To be done → Locate every line below that contains the word "cavity" and copy it.

START The input

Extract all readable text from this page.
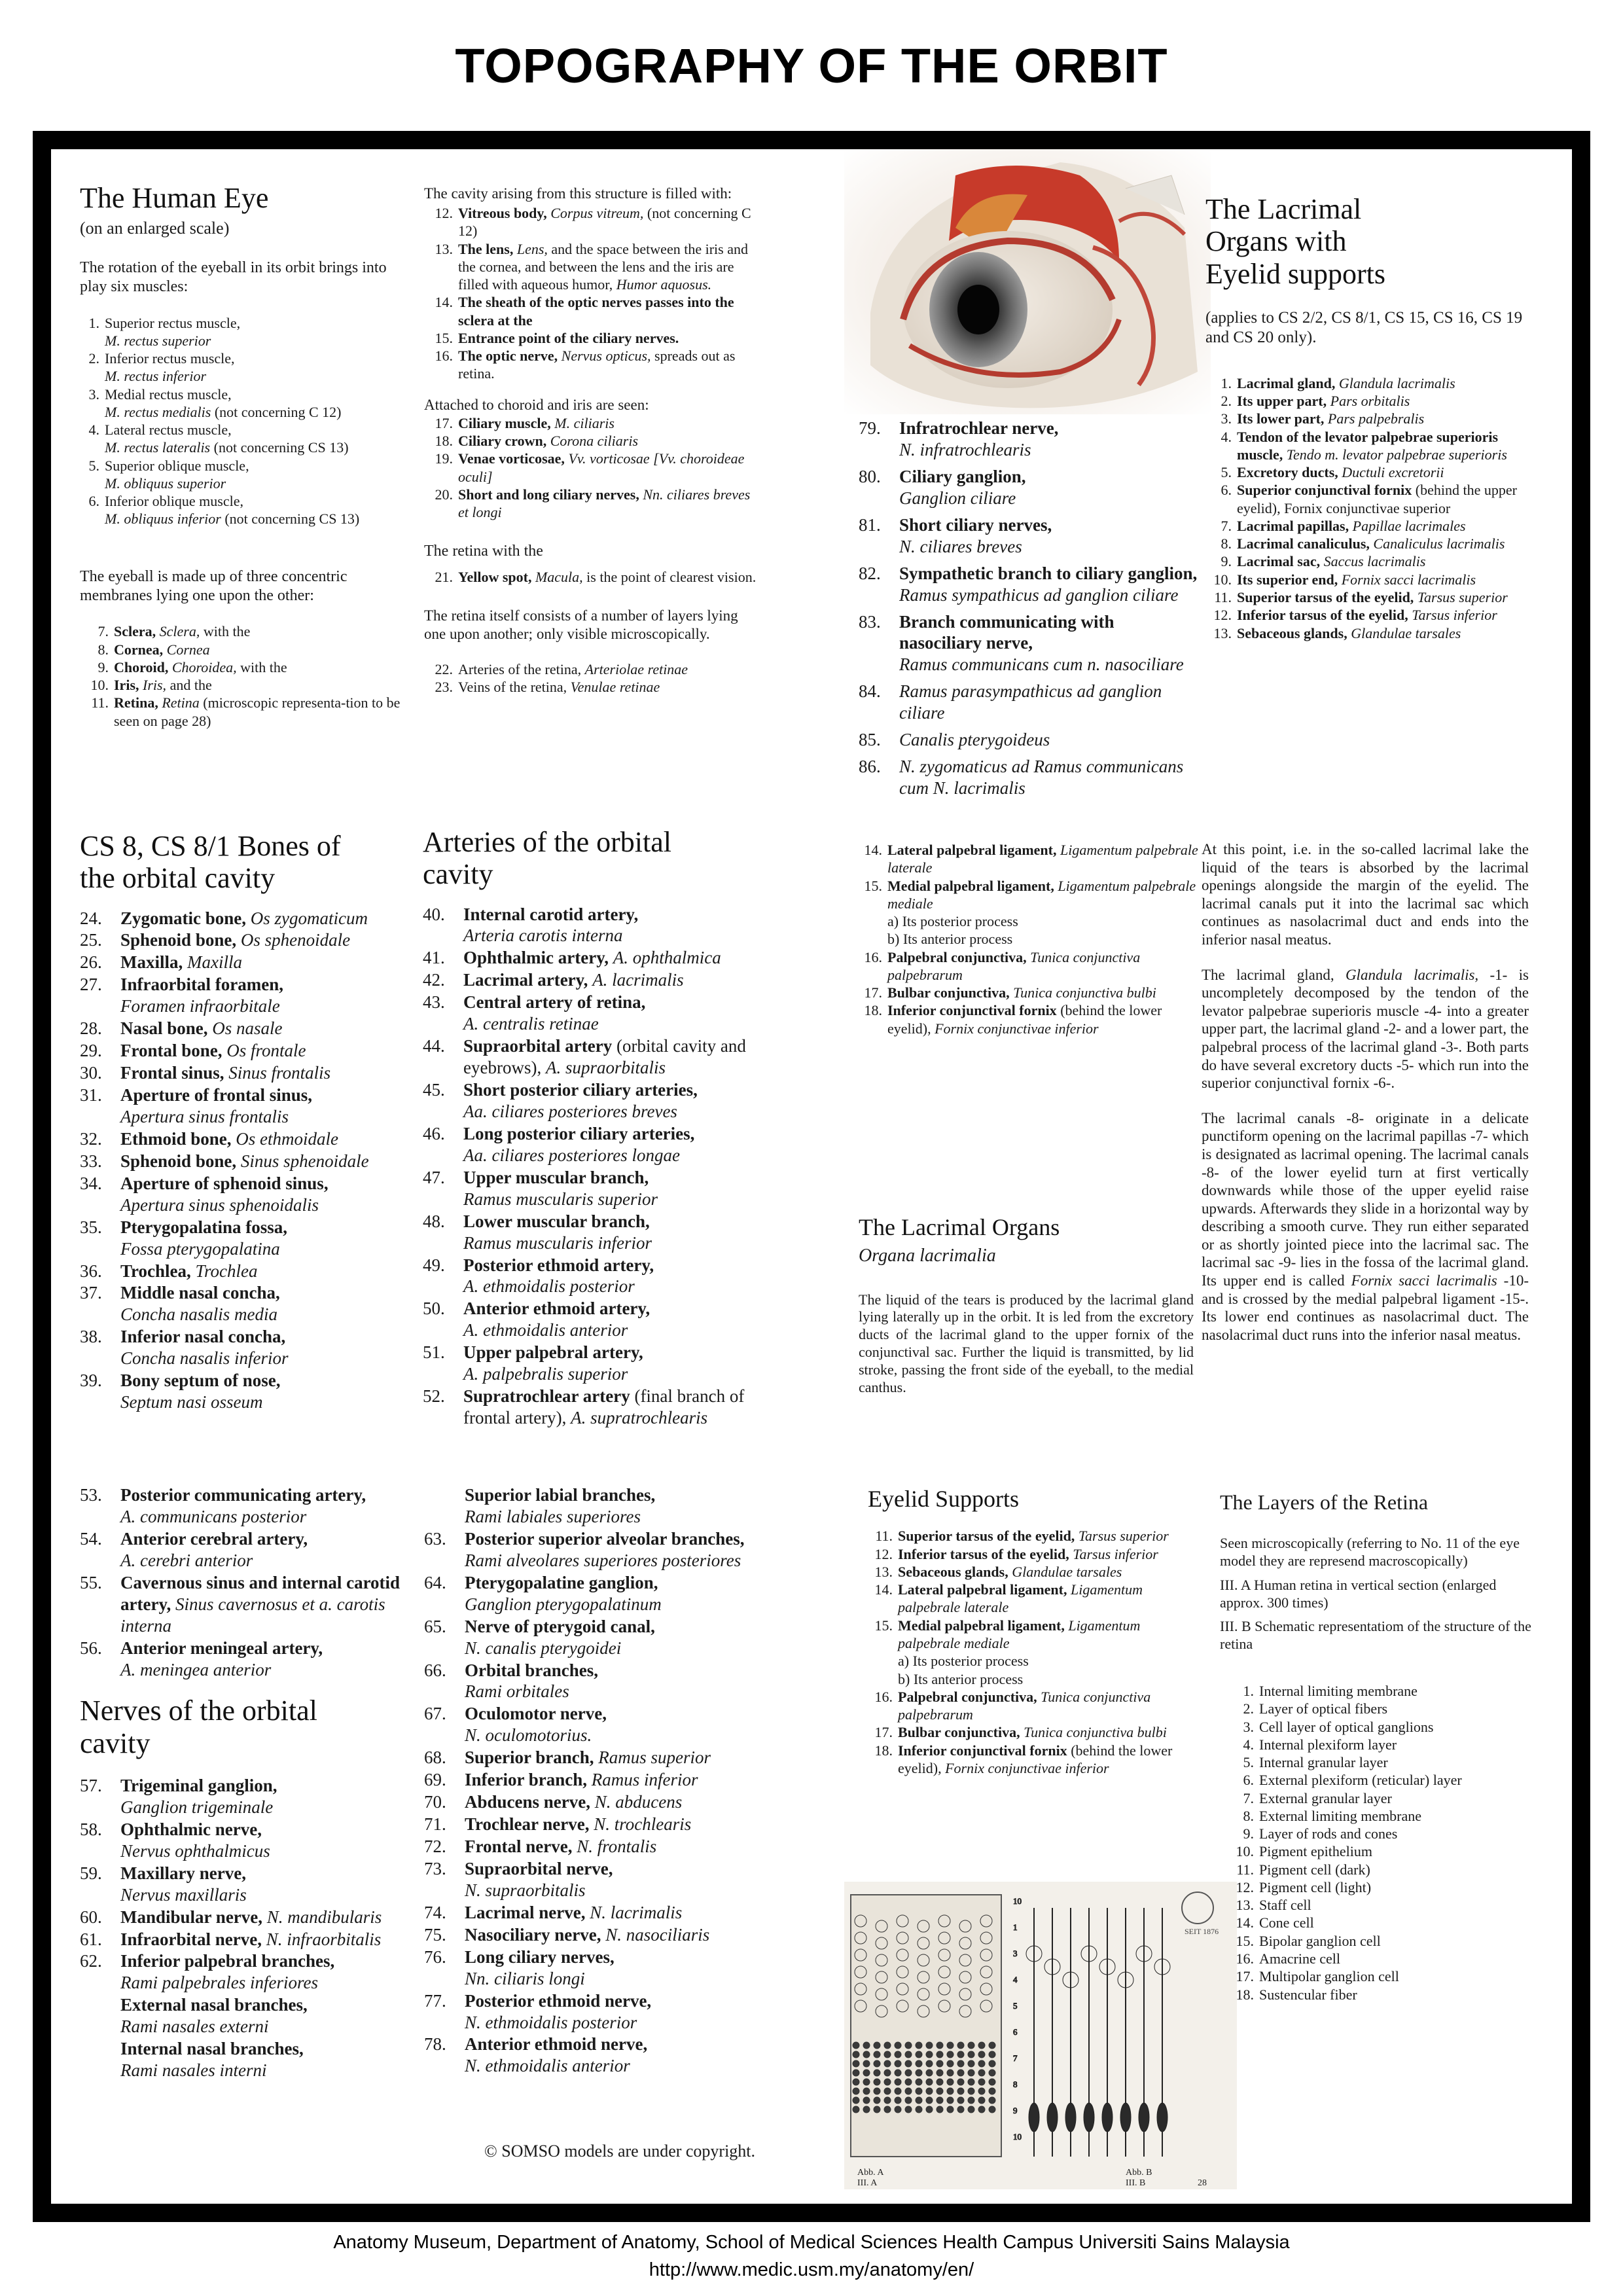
TOPOGRAPHY OF THE ORBIT
The Human Eye
(on an enlarged scale)

The rotation of the eyeball in its orbit brings into play six muscles:

1. Superior rectus muscle,
M. rectus superior
2. Inferior rectus muscle,
M. rectus inferior
3. Medial rectus muscle,
M. rectus medialis (not concerning C 12)
4. Lateral rectus muscle,
M. rectus lateralis (not concerning CS 13)
5. Superior oblique muscle,
M. obliquus superior
6. Inferior oblique muscle,
M. obliquus inferior (not concerning CS 13)

The eyeball is made up of three concentric membranes lying one upon the other:

7. Sclera, Sclera, with the
8. Cornea, Cornea
9. Choroid, Choroidea, with the
10. Iris, Iris, and the
11. Retina, Retina (microscopic representa-tion to be seen on page 28)
The cavity arising from this structure is filled with:
12. Vitreous body, Corpus vitreum, (not concerning C 12)
13. The lens, Lens, and the space between the iris and the cornea, and between the lens and the iris are filled with aqueous humor, Humor aquosus.
14. The sheath of the optic nerves passes into the sclera at the
15. Entrance point of the ciliary nerves.
16. The optic nerve, Nervus opticus, spreads out as retina.
Attached to choroid and iris are seen:
17. Ciliary muscle, M. ciliaris
18. Ciliary crown, Corona ciliaris
19. Venae vorticosae, Vv. vorticosae [Vv. choroideae oculi]
20. Short and long ciliary nerves, Nn. ciliares breves et longi
The retina with the
21. Yellow spot, Macula, is the point of clearest vision.
The retina itself consists of a number of layers lying one upon another; only visible microscopically.
22. Arteries of the retina, Arteriolae retinae
23. Veins of the retina, Venulae retinae
79.	Infratrochlear nerve,
N. infratrochlearis
80.	Ciliary ganglion,
Ganglion ciliare
81.	Short ciliary nerves,
N. ciliares breves
82.	Sympathetic branch to ciliary ganglion,
Ramus sympathicus ad ganglion ciliare
83.	Branch communicating with nasociliary nerve,
Ramus communicans cum n. nasociliare
84.	Ramus parasympathicus ad ganglion ciliare
85.	Canalis pterygoideus
86.	N. zygomaticus ad Ramus communicans cum N. lacrimalis
The Lacrimal Organs with Eyelid supports

(applies to CS 2/2, CS 8/1, CS 15, CS 16, CS 19 and CS 20 only).

1. Lacrimal gland, Glandula lacrimalis
2. Its upper part, Pars orbitalis
3. Its lower part, Pars palpebralis
4. Tendon of the levator palpebrae superioris muscle, Tendo m. levator palpebrae superioris
5. Excretory ducts, Ductuli excretorii
6. Superior conjunctival fornix (behind the upper eyelid), Fornix conjunctivae superior
7. Lacrimal papillas, Papillae lacrimales
8. Lacrimal canaliculus, Canaliculus lacrimalis
9. Lacrimal sac, Saccus lacrimalis
10. Its superior end, Fornix sacci lacrimalis
11. Superior tarsus of the eyelid, Tarsus superior
12. Inferior tarsus of the eyelid, Tarsus inferior
13. Sebaceous glands, Glandulae tarsales
CS 8, CS 8/1 Bones of the orbital cavity
24.	Zygomatic bone, Os zygomaticum
25.	Sphenoid bone, Os sphenoidale
26.	Maxilla, Maxilla
27.	Infraorbital foramen,
Foramen infraorbitale
28.	Nasal bone, Os nasale
29.	Frontal bone, Os frontale
30.	Frontal sinus, Sinus frontalis
31.	Aperture of frontal sinus,
Apertura sinus frontalis
32.	Ethmoid bone, Os ethmoidale
33.	Sphenoid bone, Sinus sphenoidale
34.	Aperture of sphenoid sinus,
Apertura sinus sphenoidalis
35.	Pterygopalatina fossa,
Fossa pterygopalatina
36.	Trochlea, Trochlea
37.	Middle nasal concha,
Concha nasalis media
38.	Inferior nasal concha,
Concha nasalis inferior
39.	Bony septum of nose,
Septum nasi osseum
Arteries of the orbital cavity
40.	Internal carotid artery,
Arteria carotis interna
41.	Ophthalmic artery, A. ophthalmica
42.	Lacrimal artery, A. lacrimalis
43.	Central artery of retina,
A. centralis retinae
44.	Supraorbital artery (orbital cavity and eyebrows), A. supraorbitalis
45.	Short posterior ciliary arteries,
Aa. ciliares posteriores breves
46.	Long posterior ciliary arteries,
Aa. ciliares posteriores longae
47.	Upper muscular branch,
Ramus muscularis superior
48.	Lower muscular branch,
Ramus muscularis inferior
49.	Posterior ethmoid artery,
A. ethmoidalis posterior
50.	Anterior ethmoid artery,
A. ethmoidalis anterior
51.	Upper palpebral artery,
A. palpebralis superior
52.	Supratrochlear artery (final branch of frontal artery), A. supratrochlearis
14. Lateral palpebral ligament, Ligamentum palpebrale laterale
15. Medial palpebral ligament, Ligamentum palpebrale mediale
a) Its posterior process
b) Its anterior process
16. Palpebral conjunctiva, Tunica conjunctiva palpebrarum
17. Bulbar conjunctiva, Tunica conjunctiva bulbi
18. Inferior conjunctival fornix (behind the lower eyelid), Fornix conjunctivae inferior
The Lacrimal Organs
Organa lacrimalia

The liquid of the tears is produced by the lacrimal gland lying laterally up in the orbit. It is led from the excretory ducts of the lacrimal gland to the upper fornix of the conjunctival sac. Further the liquid is transmitted, by lid stroke, passing the front side of the eyeball, to the medial canthus.

At this point, i.e. in the so-called lacrimal lake the liquid of the tears is absorbed by the lacrimal openings alongside the margin of the eyelid. The lacrimal canals put it into the lacrimal sac which continues as nasolacrimal duct and ends into the inferior nasal meatus.

The lacrimal gland, Glandula lacrimalis, -1- is uncompletely decomposed by the tendon of the levator palpebrae superioris muscle -4- into a greater upper part, the lacrimal gland -2- and a lower part, the palpebral process of the lacrimal gland -3-. Both parts do have several excretory ducts -5- which run into the superior conjunctival fornix -6-.

The lacrimal canals -8- originate in a delicate punctiform opening on the lacrimal papillas -7- which is designated as lacrimal opening. The lacrimal canals -8- of the lower eyelid turn at first vertically downwards while those of the upper eyelid raise upwards. Afterwards they slide in a horizontal way by describing a smooth curve. They run either separated or as shortly jointed piece into the lacrimal sac. The lacrimal sac -9- lies in the fossa of the lacrimal gland. Its upper end is called Fornix sacci lacrimalis -10- and is crossed by the medial palpebral ligament -15-. Its lower end continues as nasolacrimal duct. The nasolacrimal duct runs into the inferior nasal meatus.

53.	Posterior communicating artery,
A. communicans posterior
54.	Anterior cerebral artery,
A. cerebri anterior
55.	Cavernous sinus and internal carotid artery, Sinus cavernosus et a. carotis interna
56.	Anterior meningeal artery,
A. meningea anterior
Nerves of the orbital cavity
57.	Trigeminal ganglion,
Ganglion trigeminale
58.	Ophthalmic nerve,
Nervus ophthalmicus
59.	Maxillary nerve,
Nervus maxillaris
60.	Mandibular nerve, N. mandibularis
61.	Infraorbital nerve, N. infraorbitalis
62.	Inferior palpebral branches,
Rami palpebrales inferiores
External nasal branches,
Rami nasales externi
Internal nasal branches,
Rami nasales interni
Superior labial branches,
Rami labiales superiores
63.	Posterior superior alveolar branches, Rami alveolares superiores posteriores
64.	Pterygopalatine ganglion,
Ganglion pterygopalatinum
65.	Nerve of pterygoid canal,
N. canalis pterygoidei
66.	Orbital branches,
Rami orbitales
67.	Oculomotor nerve,
N. oculomotorius.
68.	Superior branch, Ramus superior
69.	Inferior branch, Ramus inferior
70.	Abducens nerve, N. abducens
71.	Trochlear nerve, N. trochlearis
72.	Frontal nerve, N. frontalis
73.	Supraorbital nerve,
N. supraorbitalis
74.	Lacrimal nerve, N. lacrimalis
75.	Nasociliary nerve, N. nasociliaris
76.	Long ciliary nerves,
Nn. ciliaris longi
77.	Posterior ethmoid nerve,
N. ethmoidalis posterior
78.	Anterior ethmoid nerve,
N. ethmoidalis anterior
Eyelid Supports
11. Superior tarsus of the eyelid, Tarsus superior
12. Inferior tarsus of the eyelid, Tarsus inferior
13. Sebaceous glands, Glandulae tarsales
14. Lateral palpebral ligament, Ligamentum palpebrale laterale
15. Medial palpebral ligament, Ligamentum palpebrale mediale
a) Its posterior process
b) Its anterior process
16. Palpebral conjunctiva, Tunica conjunctiva palpebrarum
17. Bulbar conjunctiva, Tunica conjunctiva bulbi
18. Inferior conjunctival fornix (behind the lower eyelid), Fornix conjunctivae inferior
10
1
3
4
5
6
7
8
9
10
Abb. A
III. A
Abb. B
III. B	28
SEIT 1876
The Layers of the Retina
Seen microscopically (referring to No. 11 of the eye model they are represend macroscopically)
III. A Human retina in vertical section (enlarged approx. 300 times)
III. B Schematic representatiom of the structure of the retina
1. Internal limiting membrane
2. Layer of optical fibers
3. Cell layer of optical ganglions
4. Internal plexiform layer
5. Internal granular layer
6. External plexiform (reticular) layer
7. External granular layer
8. External limiting membrane
9. Layer of rods and cones
10. Pigment epithelium
11. Pigment cell (dark)
12. Pigment cell (light)
13. Staff cell
14. Cone cell
15. Bipolar ganglion cell
16. Amacrine cell
17. Multipolar ganglion cell
18. Sustencular fiber
© SOMSO models are under copyright.
Anatomy Museum, Department of Anatomy, School of Medical Sciences Health Campus Universiti Sains Malaysia
http://www.medic.usm.my/anatomy/en/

END The input

Answer to the problem →
The cavity arising from this structure is filled with:
CS 8, CS 8/1 Bones of the orbital cavity
Arteries of the orbital cavity
44.	Supraorbital artery (orbital cavity and eyebrows), A. supraorbitalis
Nerves of the orbital cavity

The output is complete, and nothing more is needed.